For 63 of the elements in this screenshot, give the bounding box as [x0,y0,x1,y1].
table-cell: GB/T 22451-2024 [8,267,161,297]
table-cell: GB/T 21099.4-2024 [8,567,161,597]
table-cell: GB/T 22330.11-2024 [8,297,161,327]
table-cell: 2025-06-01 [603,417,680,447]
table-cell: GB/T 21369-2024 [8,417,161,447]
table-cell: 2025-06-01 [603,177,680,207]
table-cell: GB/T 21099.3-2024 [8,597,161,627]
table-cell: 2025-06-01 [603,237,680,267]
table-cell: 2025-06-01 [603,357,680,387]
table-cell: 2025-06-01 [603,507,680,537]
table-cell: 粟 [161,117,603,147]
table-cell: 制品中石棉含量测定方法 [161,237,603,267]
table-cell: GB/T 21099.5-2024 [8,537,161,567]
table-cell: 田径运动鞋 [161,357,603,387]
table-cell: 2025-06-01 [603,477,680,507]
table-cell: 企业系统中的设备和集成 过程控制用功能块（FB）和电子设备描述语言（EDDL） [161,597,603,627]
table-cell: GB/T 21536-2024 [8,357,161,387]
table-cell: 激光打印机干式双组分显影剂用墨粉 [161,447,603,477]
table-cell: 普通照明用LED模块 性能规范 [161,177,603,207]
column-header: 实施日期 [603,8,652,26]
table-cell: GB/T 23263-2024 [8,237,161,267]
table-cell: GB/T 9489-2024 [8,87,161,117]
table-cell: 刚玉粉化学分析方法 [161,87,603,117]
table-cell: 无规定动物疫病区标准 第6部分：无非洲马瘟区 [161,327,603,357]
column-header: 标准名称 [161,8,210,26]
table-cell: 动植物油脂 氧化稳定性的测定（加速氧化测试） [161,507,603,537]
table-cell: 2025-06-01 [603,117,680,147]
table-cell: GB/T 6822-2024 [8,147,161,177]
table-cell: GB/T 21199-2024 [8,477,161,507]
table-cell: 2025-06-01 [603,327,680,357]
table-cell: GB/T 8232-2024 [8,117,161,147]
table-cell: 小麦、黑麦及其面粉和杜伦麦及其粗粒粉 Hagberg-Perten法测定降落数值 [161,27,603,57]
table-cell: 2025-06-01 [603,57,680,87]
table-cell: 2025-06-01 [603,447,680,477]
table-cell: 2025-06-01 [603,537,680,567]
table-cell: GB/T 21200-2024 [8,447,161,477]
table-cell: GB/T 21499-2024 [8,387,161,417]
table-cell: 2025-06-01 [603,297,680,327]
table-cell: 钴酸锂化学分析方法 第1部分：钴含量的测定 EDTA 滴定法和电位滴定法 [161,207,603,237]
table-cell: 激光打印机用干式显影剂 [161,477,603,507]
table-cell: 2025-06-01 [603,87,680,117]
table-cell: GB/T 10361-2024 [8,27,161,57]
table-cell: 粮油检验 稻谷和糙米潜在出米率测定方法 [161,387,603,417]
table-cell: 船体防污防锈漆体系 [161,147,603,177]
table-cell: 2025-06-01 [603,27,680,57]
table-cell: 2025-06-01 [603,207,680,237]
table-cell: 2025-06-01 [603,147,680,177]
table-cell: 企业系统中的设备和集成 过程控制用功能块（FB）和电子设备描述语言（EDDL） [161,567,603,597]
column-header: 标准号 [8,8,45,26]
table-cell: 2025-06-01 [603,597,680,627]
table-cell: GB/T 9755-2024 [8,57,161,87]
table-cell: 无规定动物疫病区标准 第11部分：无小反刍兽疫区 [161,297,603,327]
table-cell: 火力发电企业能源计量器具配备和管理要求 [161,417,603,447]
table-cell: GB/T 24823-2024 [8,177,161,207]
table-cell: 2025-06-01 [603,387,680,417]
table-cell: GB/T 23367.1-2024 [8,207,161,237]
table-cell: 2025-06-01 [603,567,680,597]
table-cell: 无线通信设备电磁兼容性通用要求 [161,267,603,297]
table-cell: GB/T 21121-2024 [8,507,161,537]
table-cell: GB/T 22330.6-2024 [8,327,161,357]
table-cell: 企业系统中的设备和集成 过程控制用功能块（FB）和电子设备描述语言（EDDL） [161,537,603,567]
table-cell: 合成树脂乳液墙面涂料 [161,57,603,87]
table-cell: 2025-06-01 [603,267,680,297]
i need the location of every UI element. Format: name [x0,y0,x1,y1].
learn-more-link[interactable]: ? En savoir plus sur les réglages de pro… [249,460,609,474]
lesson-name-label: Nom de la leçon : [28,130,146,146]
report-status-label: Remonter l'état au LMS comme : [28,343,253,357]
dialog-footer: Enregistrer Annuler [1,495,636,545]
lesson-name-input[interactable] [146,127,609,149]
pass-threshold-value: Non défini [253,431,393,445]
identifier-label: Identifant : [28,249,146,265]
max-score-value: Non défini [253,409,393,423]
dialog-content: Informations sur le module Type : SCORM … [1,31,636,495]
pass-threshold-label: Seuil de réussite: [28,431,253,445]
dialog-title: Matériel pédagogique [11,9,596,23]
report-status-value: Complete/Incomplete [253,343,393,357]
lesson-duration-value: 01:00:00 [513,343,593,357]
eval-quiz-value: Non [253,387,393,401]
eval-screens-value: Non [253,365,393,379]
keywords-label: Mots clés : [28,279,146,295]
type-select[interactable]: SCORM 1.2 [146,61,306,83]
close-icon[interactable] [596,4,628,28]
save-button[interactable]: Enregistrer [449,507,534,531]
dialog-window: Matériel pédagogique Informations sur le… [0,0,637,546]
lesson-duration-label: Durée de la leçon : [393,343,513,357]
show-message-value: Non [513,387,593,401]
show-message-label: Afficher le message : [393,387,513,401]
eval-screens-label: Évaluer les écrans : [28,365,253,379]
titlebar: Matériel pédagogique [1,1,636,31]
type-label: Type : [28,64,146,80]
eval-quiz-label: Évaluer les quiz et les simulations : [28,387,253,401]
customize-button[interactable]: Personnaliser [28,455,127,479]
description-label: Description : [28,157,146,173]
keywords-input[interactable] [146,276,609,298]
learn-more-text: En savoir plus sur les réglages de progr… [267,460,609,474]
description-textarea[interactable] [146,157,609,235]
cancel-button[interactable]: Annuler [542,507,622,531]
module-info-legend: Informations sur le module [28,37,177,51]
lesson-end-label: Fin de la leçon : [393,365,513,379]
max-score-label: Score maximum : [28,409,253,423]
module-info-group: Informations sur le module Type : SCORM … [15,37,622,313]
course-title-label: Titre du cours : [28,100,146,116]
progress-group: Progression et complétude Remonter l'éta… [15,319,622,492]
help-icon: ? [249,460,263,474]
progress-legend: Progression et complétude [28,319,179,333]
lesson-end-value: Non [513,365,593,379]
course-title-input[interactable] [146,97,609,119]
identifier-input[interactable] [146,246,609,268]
- - - - -
→ **WRITTEN INSTRUCTION**
Copy out the listing word for word, from its first line down to and including the line that contains "column-header: 实施日期 [603,8,652,26]".

→ **EXERCISE OUTPUT**
For 63 of the elements in this screenshot, give the bounding box as [x0,y0,x1,y1].
table-cell: GB/T 22451-2024 [8,267,161,297]
table-cell: GB/T 21099.4-2024 [8,567,161,597]
table-cell: GB/T 22330.11-2024 [8,297,161,327]
table-cell: 2025-06-01 [603,417,680,447]
table-cell: GB/T 21369-2024 [8,417,161,447]
table-cell: 2025-06-01 [603,177,680,207]
table-cell: GB/T 21099.3-2024 [8,597,161,627]
table-cell: 2025-06-01 [603,237,680,267]
table-cell: 2025-06-01 [603,357,680,387]
table-cell: 2025-06-01 [603,507,680,537]
table-cell: 粟 [161,117,603,147]
table-cell: 制品中石棉含量测定方法 [161,237,603,267]
table-cell: GB/T 21099.5-2024 [8,537,161,567]
table-cell: 田径运动鞋 [161,357,603,387]
table-cell: 2025-06-01 [603,477,680,507]
table-cell: 企业系统中的设备和集成 过程控制用功能块（FB）和电子设备描述语言（EDDL） [161,597,603,627]
table-cell: GB/T 21536-2024 [8,357,161,387]
table-cell: 激光打印机干式双组分显影剂用墨粉 [161,447,603,477]
table-cell: 普通照明用LED模块 性能规范 [161,177,603,207]
column-header: 实施日期 [603,8,652,26]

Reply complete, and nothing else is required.